DESCRIPTION OF THE TASK
Report every line in the listing below where the string "underlying" shows up.

ENTRIES
========================================
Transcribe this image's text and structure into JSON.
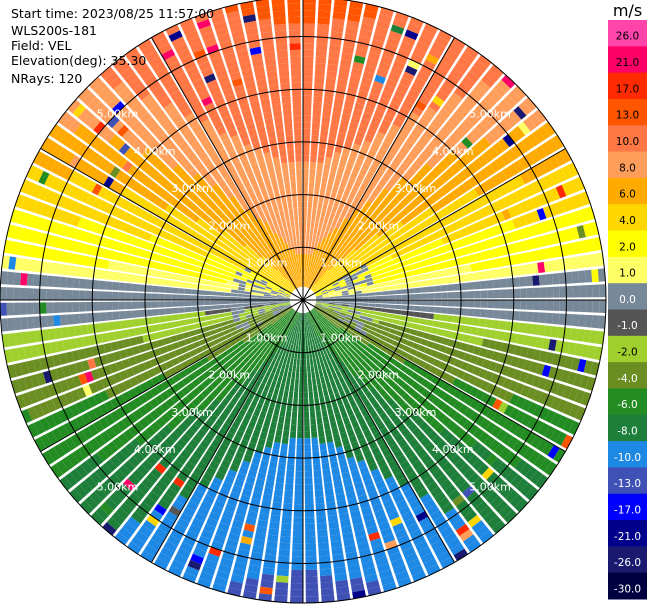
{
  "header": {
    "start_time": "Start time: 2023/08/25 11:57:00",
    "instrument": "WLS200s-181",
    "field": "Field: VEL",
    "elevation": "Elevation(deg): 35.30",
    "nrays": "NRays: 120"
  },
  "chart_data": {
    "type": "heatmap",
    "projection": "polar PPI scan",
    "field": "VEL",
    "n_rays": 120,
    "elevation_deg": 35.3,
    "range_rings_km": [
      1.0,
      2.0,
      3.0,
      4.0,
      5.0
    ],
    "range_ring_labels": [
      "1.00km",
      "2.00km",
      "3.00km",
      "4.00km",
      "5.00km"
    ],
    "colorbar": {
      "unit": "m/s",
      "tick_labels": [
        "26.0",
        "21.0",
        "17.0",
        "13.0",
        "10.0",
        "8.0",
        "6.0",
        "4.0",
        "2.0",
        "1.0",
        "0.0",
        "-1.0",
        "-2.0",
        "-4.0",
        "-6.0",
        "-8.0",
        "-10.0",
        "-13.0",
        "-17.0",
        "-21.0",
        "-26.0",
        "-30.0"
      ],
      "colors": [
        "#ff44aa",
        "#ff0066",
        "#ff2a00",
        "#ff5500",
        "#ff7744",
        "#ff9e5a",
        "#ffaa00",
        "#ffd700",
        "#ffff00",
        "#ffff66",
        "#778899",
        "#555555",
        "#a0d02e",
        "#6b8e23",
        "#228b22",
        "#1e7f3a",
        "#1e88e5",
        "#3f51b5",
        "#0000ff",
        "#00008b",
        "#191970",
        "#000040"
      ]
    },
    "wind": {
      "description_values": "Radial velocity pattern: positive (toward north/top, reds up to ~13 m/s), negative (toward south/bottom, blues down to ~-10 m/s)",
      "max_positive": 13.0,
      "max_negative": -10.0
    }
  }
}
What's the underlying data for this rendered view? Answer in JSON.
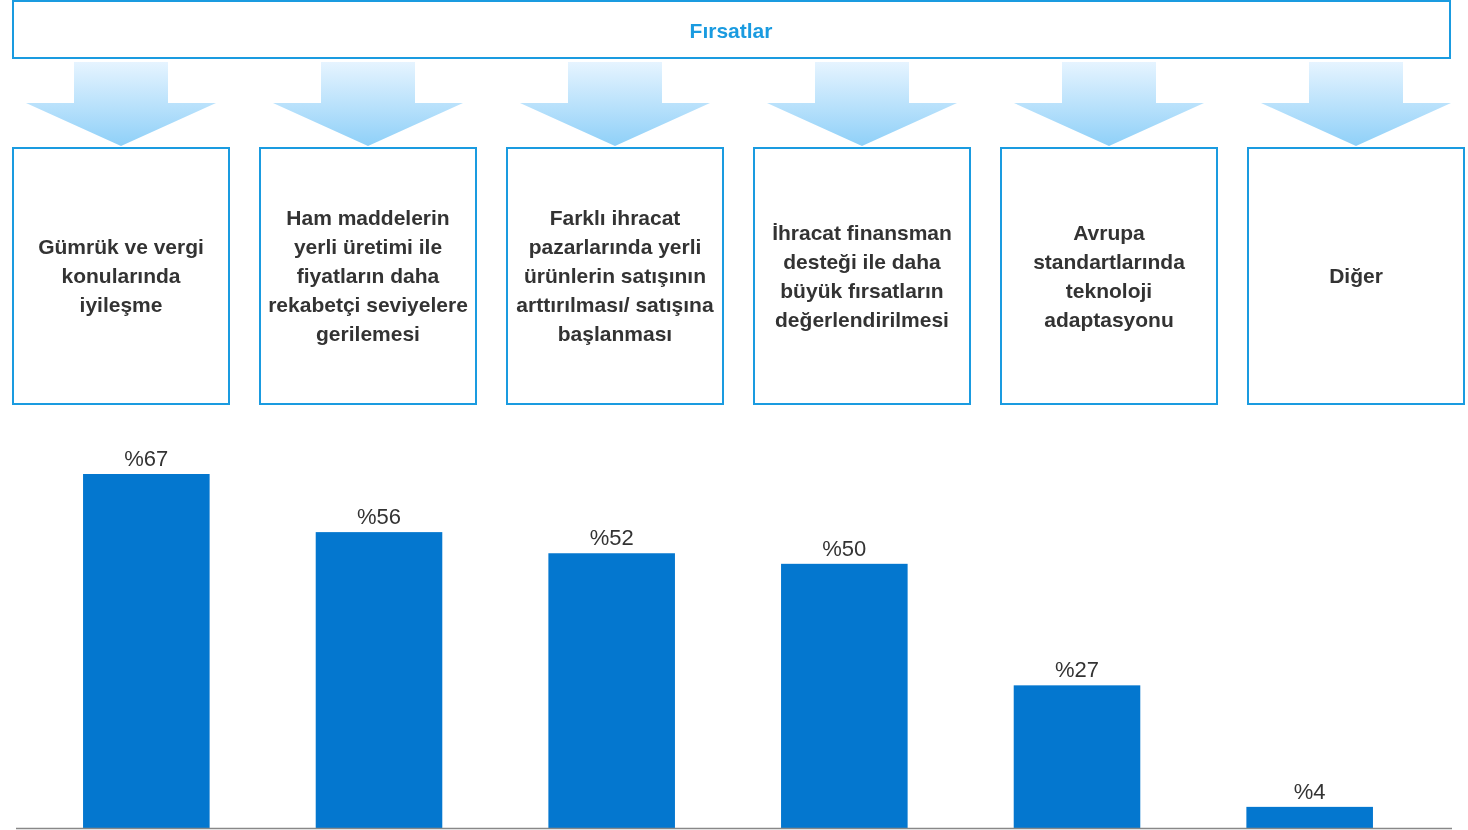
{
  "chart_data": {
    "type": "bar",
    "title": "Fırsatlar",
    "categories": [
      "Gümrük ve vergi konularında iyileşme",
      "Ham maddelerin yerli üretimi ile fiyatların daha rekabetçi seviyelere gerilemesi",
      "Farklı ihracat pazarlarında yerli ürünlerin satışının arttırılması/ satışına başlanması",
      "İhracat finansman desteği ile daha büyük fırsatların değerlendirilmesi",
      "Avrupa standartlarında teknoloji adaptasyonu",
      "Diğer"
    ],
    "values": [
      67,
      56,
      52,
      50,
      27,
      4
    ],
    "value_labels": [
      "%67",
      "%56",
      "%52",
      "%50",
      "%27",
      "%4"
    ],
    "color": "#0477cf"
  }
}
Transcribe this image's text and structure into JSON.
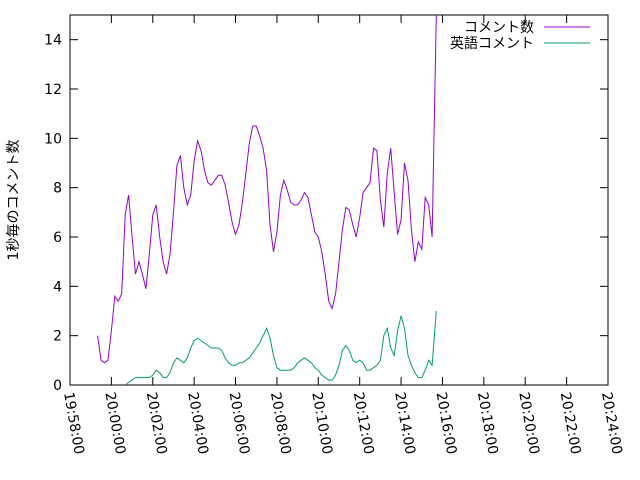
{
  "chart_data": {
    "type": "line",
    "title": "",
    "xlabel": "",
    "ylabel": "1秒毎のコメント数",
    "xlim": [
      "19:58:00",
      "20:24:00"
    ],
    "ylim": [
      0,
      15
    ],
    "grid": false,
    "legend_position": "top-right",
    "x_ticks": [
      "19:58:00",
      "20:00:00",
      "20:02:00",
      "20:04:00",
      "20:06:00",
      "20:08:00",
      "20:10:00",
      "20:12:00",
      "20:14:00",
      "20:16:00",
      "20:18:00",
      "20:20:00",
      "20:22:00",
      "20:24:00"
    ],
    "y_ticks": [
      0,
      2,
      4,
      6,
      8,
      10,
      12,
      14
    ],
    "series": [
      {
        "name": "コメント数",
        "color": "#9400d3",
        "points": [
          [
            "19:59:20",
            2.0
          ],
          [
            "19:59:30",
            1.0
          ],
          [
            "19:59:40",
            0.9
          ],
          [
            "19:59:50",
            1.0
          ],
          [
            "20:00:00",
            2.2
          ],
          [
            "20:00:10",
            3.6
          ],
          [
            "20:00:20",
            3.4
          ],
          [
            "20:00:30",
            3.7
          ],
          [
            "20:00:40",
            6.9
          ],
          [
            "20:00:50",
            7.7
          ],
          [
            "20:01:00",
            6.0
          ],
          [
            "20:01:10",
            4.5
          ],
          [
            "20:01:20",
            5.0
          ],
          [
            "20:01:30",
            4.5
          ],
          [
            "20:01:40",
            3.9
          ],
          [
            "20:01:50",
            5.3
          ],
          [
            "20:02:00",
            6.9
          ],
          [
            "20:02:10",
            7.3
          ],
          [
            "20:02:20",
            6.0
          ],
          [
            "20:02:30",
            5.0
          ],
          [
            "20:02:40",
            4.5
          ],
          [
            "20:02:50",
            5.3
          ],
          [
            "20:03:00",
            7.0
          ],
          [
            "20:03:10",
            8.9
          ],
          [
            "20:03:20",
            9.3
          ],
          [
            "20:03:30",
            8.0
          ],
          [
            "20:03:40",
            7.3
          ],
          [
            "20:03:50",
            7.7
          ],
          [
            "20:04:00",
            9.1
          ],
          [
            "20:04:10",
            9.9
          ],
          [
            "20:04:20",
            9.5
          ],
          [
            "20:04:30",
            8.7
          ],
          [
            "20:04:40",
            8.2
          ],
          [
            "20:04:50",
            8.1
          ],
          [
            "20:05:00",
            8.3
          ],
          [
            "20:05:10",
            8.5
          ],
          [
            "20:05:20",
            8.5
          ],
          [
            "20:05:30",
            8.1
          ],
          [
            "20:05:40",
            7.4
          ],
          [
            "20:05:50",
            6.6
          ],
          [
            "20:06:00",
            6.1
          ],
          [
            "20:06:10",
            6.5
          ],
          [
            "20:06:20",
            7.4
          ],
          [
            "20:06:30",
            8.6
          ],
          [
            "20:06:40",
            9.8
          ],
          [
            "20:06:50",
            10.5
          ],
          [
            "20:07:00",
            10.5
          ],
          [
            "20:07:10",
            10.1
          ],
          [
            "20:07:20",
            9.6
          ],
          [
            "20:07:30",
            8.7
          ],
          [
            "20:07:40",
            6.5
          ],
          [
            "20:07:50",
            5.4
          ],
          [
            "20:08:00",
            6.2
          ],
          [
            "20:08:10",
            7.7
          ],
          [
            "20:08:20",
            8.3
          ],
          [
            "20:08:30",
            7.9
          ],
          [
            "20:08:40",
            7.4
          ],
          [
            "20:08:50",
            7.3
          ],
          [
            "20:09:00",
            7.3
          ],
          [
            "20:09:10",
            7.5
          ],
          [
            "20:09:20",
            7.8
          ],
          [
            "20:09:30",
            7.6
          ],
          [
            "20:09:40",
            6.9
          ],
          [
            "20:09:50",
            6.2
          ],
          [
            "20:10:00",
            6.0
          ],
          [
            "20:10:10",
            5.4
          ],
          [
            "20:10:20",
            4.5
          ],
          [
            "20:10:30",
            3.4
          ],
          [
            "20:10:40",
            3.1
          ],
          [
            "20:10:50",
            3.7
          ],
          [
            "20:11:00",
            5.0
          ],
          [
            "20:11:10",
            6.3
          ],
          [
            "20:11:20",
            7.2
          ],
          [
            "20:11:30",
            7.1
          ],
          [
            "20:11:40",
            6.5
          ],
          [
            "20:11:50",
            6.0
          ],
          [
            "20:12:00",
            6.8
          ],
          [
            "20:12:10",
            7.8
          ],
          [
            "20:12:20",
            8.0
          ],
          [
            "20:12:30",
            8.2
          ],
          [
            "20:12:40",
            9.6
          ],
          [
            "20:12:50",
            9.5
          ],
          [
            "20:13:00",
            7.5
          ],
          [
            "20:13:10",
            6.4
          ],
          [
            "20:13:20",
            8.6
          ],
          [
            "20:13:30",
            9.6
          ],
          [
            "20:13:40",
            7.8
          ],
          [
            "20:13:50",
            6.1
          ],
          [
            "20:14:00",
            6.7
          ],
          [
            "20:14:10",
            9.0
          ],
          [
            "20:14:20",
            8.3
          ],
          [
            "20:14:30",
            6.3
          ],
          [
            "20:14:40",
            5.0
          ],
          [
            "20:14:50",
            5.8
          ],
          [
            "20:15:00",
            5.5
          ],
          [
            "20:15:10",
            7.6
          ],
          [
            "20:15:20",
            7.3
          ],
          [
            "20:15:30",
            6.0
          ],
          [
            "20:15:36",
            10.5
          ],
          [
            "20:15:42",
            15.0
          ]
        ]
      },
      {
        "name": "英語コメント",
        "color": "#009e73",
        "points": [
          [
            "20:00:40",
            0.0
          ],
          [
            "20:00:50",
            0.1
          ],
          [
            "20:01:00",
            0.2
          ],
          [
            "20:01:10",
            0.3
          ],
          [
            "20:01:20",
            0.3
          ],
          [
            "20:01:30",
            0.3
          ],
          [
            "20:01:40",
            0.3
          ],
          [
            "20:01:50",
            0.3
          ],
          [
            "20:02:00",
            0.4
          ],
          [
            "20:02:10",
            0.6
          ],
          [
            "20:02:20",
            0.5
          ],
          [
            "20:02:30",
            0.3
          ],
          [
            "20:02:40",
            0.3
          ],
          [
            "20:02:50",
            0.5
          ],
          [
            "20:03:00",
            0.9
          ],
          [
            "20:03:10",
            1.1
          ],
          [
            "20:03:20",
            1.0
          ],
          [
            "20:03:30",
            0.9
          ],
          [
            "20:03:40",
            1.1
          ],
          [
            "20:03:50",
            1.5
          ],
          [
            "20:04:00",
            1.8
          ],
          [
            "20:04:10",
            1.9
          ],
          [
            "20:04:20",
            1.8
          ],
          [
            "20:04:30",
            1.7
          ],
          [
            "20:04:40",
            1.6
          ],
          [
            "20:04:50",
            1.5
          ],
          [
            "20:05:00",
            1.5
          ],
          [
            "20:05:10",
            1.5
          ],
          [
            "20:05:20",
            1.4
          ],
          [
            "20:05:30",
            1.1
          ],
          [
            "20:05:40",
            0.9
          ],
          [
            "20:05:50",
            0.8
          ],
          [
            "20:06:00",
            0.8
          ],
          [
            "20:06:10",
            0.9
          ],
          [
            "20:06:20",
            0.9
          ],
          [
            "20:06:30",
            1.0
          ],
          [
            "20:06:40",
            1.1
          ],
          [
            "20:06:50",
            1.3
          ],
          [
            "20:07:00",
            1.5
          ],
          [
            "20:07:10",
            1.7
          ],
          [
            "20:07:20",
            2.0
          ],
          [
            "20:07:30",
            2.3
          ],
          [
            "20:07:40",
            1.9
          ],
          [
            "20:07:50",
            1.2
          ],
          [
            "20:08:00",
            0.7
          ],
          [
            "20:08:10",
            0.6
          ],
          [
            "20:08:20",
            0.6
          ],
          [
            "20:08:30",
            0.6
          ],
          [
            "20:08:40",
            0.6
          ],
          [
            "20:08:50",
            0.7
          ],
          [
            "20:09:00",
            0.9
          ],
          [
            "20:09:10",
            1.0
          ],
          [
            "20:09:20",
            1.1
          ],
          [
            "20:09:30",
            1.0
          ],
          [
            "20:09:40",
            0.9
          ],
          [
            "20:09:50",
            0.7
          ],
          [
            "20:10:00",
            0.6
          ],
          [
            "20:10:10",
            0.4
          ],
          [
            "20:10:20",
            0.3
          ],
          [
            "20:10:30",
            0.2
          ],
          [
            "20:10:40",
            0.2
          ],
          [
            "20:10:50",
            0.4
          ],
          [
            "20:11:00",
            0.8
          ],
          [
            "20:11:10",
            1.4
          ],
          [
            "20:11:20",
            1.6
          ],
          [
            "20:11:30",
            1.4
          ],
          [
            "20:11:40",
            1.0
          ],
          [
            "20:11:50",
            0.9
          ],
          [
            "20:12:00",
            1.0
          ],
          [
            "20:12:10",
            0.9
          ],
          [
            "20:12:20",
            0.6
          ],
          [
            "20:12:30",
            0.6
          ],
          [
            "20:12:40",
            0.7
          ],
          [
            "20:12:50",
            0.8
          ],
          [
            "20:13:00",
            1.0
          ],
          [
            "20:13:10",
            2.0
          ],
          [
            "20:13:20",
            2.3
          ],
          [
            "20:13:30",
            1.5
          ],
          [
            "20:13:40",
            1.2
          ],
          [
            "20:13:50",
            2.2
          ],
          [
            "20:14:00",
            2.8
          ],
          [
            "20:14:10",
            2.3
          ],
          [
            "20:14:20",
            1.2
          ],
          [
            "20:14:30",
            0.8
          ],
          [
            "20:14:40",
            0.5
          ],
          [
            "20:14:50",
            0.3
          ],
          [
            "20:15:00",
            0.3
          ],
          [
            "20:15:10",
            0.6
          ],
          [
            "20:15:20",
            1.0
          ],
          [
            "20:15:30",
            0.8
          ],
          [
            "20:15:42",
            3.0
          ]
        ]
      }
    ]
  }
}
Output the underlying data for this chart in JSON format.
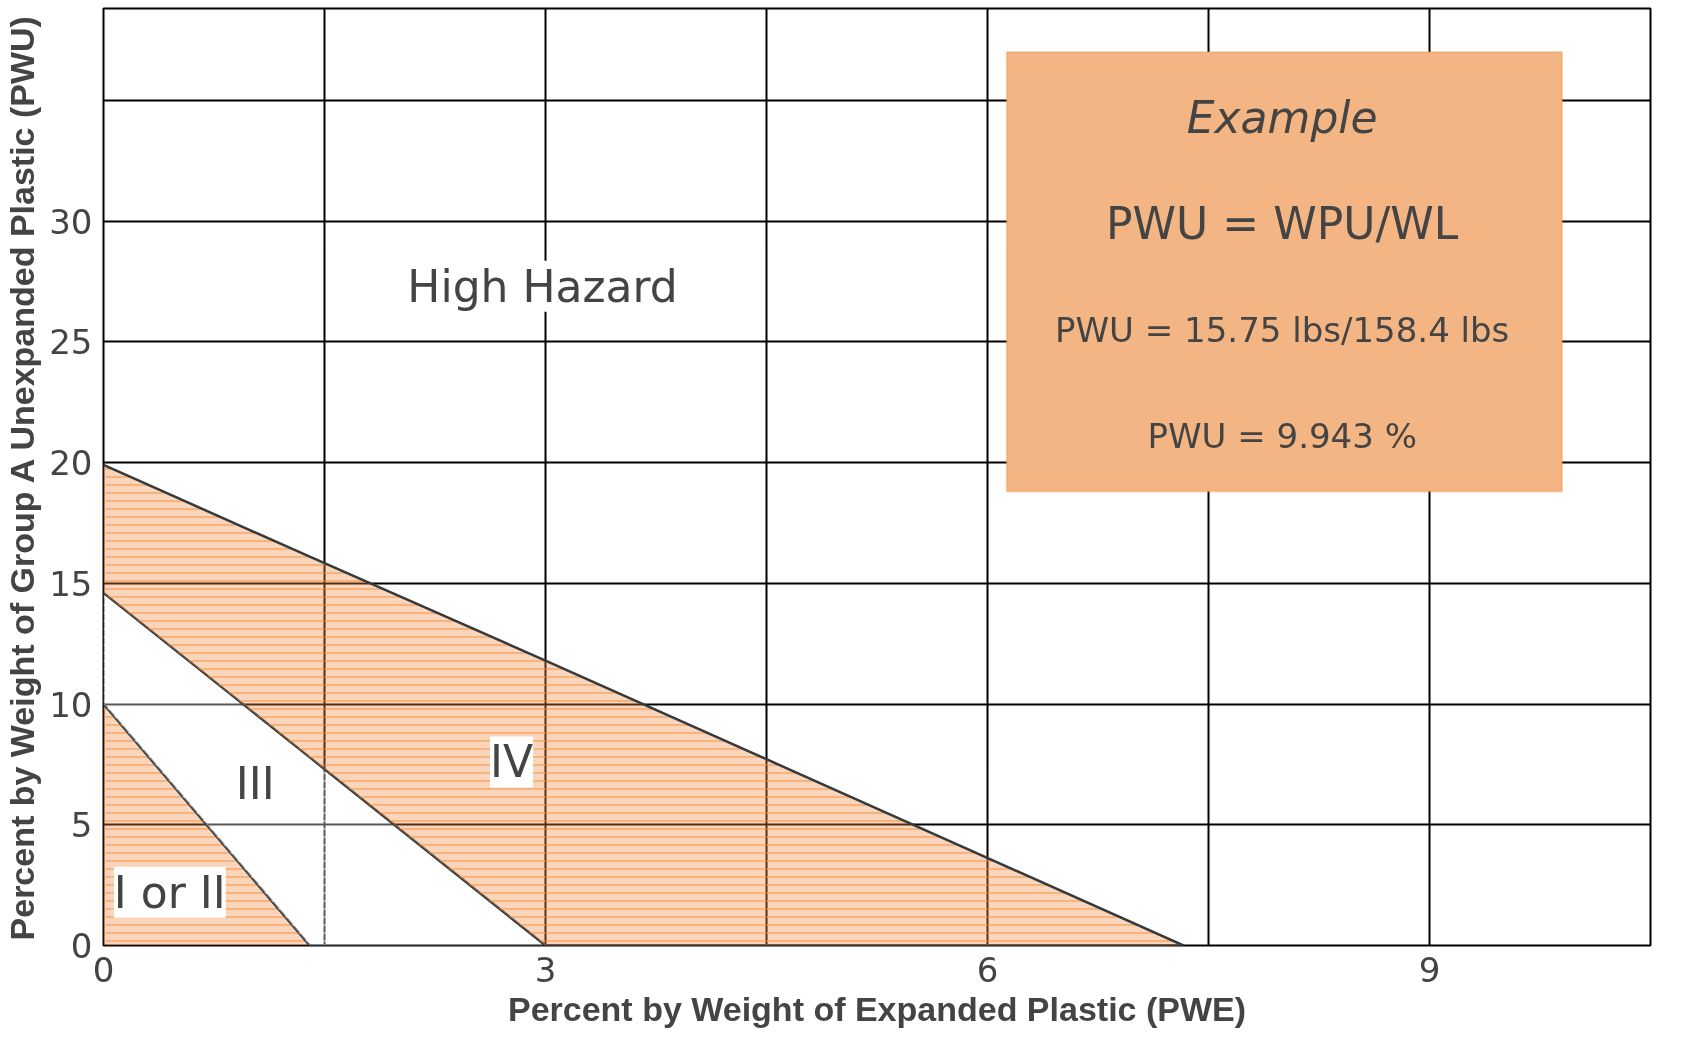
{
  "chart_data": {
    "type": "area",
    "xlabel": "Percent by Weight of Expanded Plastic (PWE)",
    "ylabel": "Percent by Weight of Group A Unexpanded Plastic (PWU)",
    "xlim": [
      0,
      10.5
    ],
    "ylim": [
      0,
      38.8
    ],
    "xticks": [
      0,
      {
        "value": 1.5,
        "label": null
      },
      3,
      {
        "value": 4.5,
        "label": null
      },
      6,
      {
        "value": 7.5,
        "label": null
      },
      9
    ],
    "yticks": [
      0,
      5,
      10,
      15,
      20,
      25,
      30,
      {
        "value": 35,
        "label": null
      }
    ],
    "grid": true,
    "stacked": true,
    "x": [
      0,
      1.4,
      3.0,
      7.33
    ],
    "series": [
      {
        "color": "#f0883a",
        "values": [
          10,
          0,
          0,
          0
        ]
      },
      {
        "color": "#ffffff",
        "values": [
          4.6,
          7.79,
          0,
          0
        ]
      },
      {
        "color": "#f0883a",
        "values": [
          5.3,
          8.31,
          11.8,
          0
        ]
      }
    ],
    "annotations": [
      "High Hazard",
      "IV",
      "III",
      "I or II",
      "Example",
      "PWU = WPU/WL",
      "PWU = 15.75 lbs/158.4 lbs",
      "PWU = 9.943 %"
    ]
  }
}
========================================
EXERCISE RESPONSE
What's the underlying data for this rendered view? Answer in JSON.
Output the underlying data for this chart in JSON format.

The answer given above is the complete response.